* start EXCERPTED DATA *

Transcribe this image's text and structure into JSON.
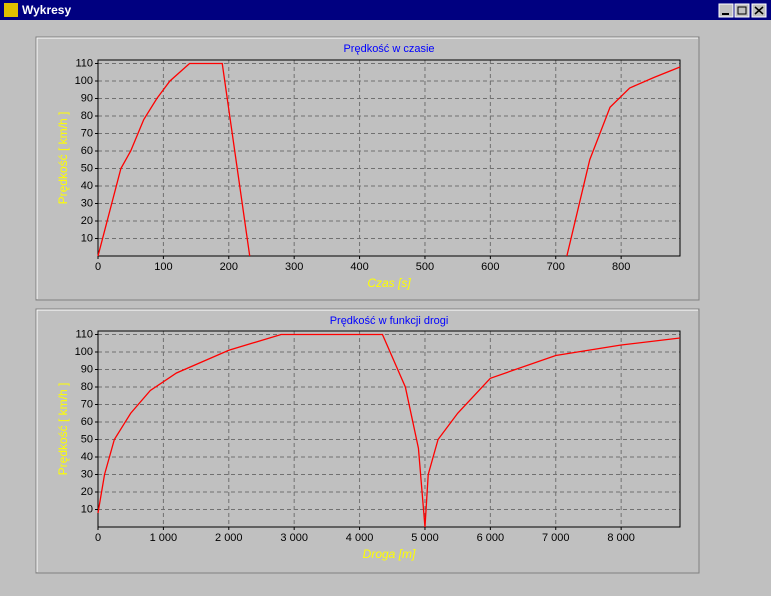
{
  "window": {
    "title": "Wykresy"
  },
  "chart_data": [
    {
      "type": "line",
      "title": "Prędkość w czasie",
      "x_label": "Czas [s]",
      "y_label": "Prędkość [ km/h ]",
      "color": "#ff0000",
      "grid": true,
      "x": [
        0,
        35,
        50,
        70,
        90,
        110,
        140,
        190,
        232,
        475,
        717,
        752,
        783,
        813,
        850,
        890
      ],
      "values": [
        0,
        50,
        60,
        78,
        90,
        100,
        110,
        110,
        0,
        null,
        0,
        55,
        85,
        96,
        102,
        108
      ],
      "xlim": [
        0,
        890
      ],
      "ylim": [
        0,
        112
      ],
      "xticks": [
        0,
        100,
        200,
        300,
        400,
        500,
        600,
        700,
        800
      ],
      "yticks": [
        10,
        20,
        30,
        40,
        50,
        60,
        70,
        80,
        90,
        100,
        110
      ]
    },
    {
      "type": "line",
      "title": "Prędkość w funkcji drogi",
      "x_label": "Droga [m]",
      "y_label": "Prędkość [ km/h ]",
      "color": "#ff0000",
      "grid": true,
      "x": [
        0,
        100,
        250,
        500,
        800,
        1200,
        2000,
        2800,
        4350,
        4700,
        4900,
        5000,
        5050,
        5200,
        5500,
        6000,
        7000,
        8000,
        8900
      ],
      "values": [
        8,
        30,
        50,
        65,
        78,
        88,
        101,
        110,
        110,
        80,
        45,
        0,
        30,
        50,
        65,
        85,
        98,
        104,
        108
      ],
      "xlim": [
        0,
        8900
      ],
      "ylim": [
        0,
        112
      ],
      "xticks": [
        0,
        {
          "value": 1000,
          "label": "1 000"
        },
        {
          "value": 2000,
          "label": "2 000"
        },
        {
          "value": 3000,
          "label": "3 000"
        },
        {
          "value": 4000,
          "label": "4 000"
        },
        {
          "value": 5000,
          "label": "5 000"
        },
        {
          "value": 6000,
          "label": "6 000"
        },
        {
          "value": 7000,
          "label": "7 000"
        },
        {
          "value": 8000,
          "label": "8 000"
        }
      ],
      "yticks": [
        10,
        20,
        30,
        40,
        50,
        60,
        70,
        80,
        90,
        100,
        110
      ]
    }
  ]
}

* end EXCERPTED DATA *

DO THIS.
Copy all lines of the material above where the string "title" occurs.

CORRECT OUTPUT.
    "title": "Wykresy"
      "title": "Prędkość w czasie",
      "title": "Prędkość w funkcji drogi",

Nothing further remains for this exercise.